- Aim of the exercise -
Extract each line where the string "matrisa" shows up.

________________________

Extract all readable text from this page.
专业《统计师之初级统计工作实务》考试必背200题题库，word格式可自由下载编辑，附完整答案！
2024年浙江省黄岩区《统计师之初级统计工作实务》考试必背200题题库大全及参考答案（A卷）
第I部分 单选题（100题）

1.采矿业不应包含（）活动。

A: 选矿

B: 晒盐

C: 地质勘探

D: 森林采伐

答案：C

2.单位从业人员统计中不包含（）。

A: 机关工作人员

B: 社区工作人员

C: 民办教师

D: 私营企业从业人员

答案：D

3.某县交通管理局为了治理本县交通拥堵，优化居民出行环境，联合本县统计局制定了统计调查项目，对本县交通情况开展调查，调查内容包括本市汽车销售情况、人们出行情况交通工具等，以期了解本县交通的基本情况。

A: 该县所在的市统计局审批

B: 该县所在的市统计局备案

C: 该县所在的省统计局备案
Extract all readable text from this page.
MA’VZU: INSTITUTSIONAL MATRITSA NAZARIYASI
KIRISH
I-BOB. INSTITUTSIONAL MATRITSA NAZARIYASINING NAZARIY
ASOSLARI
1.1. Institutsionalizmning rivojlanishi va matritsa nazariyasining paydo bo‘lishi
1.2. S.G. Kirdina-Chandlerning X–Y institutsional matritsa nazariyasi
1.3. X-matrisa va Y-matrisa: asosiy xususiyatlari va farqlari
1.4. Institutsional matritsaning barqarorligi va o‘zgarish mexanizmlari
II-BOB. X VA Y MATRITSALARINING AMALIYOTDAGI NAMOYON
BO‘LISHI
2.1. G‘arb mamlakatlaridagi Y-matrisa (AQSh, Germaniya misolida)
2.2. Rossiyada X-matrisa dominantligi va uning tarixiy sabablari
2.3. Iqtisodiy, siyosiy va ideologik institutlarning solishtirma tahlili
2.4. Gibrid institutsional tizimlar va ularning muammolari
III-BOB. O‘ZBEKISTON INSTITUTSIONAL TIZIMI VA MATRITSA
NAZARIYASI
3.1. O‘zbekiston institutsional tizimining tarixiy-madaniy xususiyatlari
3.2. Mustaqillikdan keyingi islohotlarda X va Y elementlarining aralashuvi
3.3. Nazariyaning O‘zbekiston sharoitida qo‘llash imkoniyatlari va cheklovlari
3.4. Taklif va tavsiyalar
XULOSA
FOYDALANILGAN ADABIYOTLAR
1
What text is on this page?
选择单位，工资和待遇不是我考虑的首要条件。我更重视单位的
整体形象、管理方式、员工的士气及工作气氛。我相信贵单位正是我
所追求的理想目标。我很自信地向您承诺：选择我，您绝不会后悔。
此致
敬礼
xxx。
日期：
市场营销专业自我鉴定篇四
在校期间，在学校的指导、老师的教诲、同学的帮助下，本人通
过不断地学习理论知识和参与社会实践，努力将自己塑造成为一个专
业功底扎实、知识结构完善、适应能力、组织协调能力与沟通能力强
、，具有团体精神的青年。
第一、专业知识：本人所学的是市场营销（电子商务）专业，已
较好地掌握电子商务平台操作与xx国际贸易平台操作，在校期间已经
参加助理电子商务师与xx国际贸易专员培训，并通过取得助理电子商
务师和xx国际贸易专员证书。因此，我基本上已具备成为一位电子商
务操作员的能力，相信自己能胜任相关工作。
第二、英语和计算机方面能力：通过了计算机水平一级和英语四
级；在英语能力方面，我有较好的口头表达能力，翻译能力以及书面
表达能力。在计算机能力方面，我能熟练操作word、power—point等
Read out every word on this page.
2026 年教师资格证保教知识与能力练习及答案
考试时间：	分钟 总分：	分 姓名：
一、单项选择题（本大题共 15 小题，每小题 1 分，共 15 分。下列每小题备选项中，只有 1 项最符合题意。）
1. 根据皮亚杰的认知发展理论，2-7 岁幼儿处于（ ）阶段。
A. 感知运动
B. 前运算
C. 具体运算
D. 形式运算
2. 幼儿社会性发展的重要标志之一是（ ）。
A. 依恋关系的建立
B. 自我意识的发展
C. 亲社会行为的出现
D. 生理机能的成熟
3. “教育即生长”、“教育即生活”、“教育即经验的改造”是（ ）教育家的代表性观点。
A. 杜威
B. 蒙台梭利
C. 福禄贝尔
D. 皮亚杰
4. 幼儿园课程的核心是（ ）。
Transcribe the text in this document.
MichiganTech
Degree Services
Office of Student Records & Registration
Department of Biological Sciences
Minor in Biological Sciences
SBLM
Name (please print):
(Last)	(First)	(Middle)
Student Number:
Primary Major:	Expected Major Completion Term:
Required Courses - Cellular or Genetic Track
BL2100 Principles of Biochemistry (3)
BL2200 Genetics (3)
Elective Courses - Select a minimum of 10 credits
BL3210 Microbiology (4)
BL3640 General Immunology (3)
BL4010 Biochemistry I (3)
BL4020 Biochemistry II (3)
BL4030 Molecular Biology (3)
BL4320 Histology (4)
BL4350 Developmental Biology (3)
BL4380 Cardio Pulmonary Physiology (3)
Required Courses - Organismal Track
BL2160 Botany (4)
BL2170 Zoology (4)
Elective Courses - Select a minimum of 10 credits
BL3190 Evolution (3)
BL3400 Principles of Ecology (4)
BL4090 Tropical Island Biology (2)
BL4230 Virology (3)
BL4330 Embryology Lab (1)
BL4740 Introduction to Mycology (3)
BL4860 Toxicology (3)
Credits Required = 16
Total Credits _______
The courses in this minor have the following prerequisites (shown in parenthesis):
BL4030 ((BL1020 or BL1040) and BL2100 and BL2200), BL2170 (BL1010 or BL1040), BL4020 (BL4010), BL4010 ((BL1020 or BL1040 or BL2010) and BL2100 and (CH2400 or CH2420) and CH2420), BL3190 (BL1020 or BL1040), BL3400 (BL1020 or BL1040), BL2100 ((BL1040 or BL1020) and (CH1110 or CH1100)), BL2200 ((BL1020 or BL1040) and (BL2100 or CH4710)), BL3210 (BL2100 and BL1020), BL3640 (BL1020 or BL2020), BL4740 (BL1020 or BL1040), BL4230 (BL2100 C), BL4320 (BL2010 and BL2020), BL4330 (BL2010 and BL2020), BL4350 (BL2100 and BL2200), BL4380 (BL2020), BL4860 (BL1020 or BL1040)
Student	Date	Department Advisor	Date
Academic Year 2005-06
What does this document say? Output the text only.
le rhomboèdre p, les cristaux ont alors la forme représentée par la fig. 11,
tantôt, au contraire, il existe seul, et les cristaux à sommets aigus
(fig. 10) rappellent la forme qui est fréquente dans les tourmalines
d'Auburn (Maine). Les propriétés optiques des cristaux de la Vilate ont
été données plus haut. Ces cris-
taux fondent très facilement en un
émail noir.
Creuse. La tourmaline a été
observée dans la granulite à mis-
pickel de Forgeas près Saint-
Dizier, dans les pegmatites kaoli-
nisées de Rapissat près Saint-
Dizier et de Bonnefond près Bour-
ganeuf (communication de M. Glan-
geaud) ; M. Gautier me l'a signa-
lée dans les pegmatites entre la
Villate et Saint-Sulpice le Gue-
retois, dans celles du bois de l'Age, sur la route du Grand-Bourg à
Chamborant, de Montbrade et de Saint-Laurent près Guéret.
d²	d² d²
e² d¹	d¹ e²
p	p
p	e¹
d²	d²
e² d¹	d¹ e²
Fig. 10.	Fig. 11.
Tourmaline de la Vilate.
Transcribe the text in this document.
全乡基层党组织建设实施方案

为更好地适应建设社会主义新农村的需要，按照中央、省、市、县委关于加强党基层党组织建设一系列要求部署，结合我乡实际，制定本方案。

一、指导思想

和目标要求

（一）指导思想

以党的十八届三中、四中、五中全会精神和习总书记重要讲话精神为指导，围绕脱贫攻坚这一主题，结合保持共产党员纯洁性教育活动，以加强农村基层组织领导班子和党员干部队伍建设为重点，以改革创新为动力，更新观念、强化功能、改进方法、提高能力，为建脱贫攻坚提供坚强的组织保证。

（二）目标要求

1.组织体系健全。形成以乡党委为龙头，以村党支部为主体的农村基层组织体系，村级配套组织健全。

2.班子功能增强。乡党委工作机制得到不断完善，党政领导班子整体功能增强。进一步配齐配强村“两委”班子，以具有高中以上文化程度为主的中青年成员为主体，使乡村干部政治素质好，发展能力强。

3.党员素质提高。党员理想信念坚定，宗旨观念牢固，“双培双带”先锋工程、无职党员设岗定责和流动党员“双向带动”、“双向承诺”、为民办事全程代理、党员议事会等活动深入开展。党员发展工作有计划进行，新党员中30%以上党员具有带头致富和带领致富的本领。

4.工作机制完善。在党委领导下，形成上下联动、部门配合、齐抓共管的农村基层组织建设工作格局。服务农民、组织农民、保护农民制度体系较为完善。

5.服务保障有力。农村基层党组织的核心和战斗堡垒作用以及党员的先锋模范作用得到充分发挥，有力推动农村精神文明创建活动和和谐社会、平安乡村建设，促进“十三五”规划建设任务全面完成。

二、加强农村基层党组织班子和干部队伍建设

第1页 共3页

________________________

- The solution -
1.3. X-matrisa va Y-matrisa: asosiy xususiyatlari va farqlari
2.1. G‘arb mamlakatlaridagi Y-matrisa (AQSh, Germaniya misolida)
2.2. Rossiyada X-matrisa dominantligi va uning tarixiy sabablari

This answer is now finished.